What is being asked: Using the listing below, please gather every line containing the word "type".

Stored items:
• • • • •
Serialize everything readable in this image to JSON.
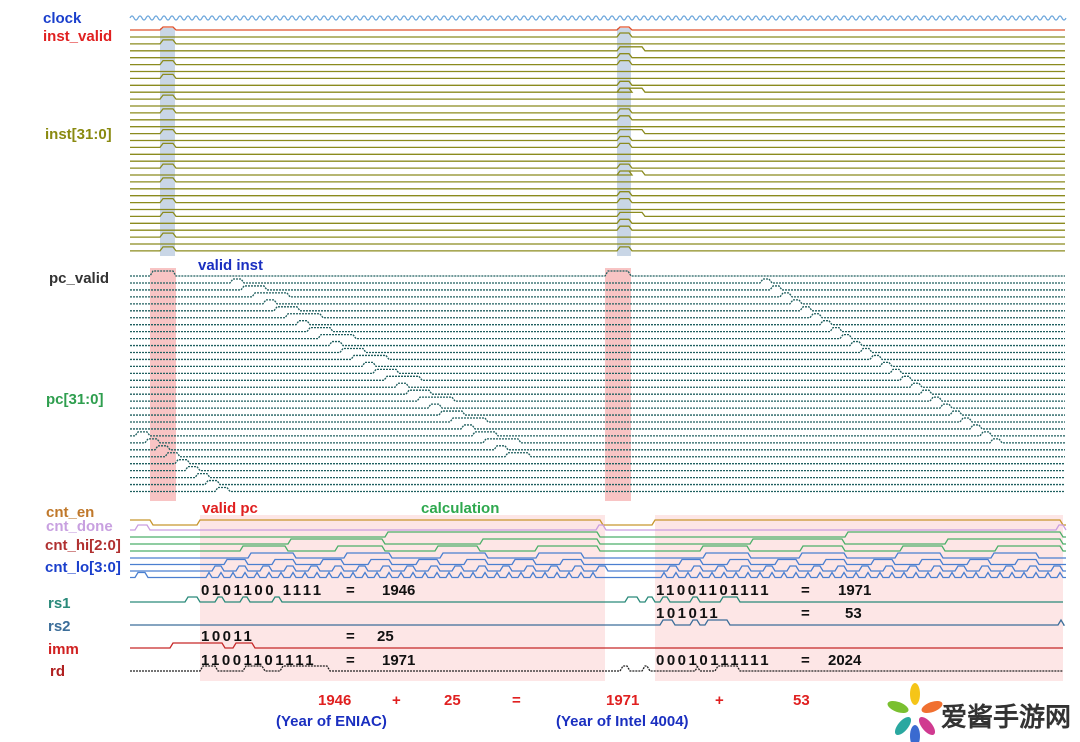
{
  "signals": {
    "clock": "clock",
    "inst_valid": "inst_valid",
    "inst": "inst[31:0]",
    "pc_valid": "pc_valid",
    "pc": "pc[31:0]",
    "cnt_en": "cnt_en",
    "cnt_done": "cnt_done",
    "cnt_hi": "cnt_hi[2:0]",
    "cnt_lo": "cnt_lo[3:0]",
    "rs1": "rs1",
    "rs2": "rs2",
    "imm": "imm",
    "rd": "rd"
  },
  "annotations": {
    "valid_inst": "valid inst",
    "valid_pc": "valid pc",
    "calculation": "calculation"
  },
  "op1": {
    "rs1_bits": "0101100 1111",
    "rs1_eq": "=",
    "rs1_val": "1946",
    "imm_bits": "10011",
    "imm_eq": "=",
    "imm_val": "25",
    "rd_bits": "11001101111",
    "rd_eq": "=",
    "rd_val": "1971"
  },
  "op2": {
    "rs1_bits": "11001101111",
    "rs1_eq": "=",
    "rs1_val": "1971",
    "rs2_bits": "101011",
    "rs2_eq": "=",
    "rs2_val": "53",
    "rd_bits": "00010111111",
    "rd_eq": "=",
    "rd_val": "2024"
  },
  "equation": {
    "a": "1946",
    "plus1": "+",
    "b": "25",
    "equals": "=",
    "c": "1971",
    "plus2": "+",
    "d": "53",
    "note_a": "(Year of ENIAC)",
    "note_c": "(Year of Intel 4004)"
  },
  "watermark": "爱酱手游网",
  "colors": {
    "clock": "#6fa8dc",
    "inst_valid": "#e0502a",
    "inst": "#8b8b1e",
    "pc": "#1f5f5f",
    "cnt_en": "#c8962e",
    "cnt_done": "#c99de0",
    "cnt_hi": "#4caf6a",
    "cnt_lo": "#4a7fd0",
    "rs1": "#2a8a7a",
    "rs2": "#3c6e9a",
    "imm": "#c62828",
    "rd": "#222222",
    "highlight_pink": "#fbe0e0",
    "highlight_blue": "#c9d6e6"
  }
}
• • • • •
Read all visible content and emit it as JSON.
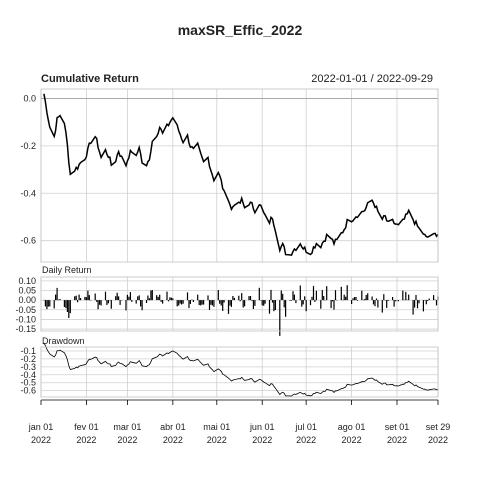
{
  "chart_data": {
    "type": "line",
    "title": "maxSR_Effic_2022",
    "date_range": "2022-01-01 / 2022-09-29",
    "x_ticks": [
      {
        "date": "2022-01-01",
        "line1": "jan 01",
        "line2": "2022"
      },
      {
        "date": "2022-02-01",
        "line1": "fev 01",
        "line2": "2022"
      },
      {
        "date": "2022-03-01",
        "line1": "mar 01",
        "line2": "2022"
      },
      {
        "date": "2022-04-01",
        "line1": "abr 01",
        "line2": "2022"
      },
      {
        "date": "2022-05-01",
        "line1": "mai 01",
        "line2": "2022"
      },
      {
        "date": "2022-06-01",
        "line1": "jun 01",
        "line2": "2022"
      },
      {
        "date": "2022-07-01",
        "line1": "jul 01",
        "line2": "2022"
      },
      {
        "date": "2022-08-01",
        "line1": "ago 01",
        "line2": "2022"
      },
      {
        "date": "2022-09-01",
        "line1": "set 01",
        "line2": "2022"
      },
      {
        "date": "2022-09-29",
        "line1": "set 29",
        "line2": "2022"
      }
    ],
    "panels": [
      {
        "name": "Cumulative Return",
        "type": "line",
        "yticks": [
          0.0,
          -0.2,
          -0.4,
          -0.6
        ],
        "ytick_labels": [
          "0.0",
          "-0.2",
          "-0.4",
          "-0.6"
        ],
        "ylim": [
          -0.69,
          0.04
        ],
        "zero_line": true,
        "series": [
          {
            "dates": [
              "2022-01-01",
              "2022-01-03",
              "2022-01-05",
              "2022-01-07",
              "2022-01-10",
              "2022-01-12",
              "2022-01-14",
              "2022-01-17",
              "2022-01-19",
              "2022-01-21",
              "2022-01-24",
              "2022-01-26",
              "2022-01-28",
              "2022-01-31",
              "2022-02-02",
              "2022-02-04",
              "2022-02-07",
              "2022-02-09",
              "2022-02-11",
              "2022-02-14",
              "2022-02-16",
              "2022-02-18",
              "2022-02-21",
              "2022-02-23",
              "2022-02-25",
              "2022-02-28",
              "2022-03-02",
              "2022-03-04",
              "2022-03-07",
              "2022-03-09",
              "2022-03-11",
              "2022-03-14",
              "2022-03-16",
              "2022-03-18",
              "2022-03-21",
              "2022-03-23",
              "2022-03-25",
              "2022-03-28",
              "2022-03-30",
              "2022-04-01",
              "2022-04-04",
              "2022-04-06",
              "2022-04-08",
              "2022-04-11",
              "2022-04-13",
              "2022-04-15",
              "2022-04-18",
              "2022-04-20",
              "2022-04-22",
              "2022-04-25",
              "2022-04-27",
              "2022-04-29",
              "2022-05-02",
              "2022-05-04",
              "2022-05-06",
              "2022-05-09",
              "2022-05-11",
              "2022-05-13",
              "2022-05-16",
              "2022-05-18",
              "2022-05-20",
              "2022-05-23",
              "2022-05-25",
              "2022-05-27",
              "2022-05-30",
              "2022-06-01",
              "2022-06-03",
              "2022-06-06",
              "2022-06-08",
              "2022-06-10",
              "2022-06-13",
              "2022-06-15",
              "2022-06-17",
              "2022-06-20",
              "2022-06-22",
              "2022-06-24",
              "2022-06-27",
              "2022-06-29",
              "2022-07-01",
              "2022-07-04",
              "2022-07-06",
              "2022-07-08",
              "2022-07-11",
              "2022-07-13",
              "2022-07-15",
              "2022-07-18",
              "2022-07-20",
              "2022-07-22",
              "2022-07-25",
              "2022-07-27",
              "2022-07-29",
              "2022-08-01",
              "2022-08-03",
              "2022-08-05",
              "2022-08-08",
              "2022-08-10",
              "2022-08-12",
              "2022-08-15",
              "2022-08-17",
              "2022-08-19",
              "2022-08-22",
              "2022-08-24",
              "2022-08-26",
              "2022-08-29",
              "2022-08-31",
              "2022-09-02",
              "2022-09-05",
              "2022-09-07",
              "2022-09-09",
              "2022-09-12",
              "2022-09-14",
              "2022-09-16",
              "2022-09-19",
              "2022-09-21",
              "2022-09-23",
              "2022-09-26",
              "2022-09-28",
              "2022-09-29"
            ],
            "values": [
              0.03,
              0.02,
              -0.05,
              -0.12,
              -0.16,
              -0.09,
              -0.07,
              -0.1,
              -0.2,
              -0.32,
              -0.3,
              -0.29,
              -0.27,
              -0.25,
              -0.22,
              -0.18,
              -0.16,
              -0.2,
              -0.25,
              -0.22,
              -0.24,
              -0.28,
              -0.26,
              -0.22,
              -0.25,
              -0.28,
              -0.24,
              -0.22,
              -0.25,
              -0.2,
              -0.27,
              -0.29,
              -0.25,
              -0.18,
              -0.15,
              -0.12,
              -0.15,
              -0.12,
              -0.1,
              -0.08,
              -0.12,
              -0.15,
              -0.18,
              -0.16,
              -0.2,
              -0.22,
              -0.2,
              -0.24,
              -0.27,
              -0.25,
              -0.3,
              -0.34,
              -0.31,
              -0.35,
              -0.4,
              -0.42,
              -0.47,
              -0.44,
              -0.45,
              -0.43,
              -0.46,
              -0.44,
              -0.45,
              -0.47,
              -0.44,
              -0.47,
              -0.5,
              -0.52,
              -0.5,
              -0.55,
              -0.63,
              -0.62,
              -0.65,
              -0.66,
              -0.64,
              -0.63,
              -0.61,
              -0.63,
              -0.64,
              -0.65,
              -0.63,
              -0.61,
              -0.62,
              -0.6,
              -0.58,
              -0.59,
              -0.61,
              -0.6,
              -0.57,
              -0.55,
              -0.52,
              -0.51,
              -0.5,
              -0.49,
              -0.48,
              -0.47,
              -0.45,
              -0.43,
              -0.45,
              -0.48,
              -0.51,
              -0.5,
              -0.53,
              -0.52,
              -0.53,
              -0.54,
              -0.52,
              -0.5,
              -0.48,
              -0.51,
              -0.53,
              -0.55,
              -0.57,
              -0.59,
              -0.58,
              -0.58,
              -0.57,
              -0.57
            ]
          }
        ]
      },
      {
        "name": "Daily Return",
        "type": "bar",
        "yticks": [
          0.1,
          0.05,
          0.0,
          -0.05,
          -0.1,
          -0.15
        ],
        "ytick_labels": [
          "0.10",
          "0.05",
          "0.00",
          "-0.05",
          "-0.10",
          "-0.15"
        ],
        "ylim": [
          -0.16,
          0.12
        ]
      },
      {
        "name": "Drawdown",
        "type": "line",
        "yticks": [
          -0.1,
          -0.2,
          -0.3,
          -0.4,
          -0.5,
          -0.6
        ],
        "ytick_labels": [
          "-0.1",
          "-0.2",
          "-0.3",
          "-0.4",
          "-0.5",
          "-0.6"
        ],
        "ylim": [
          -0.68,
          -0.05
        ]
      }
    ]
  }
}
• • • • •
Task output:
    "type": "line",
        "type": "line",
        "type": "bar",
        "type": "line",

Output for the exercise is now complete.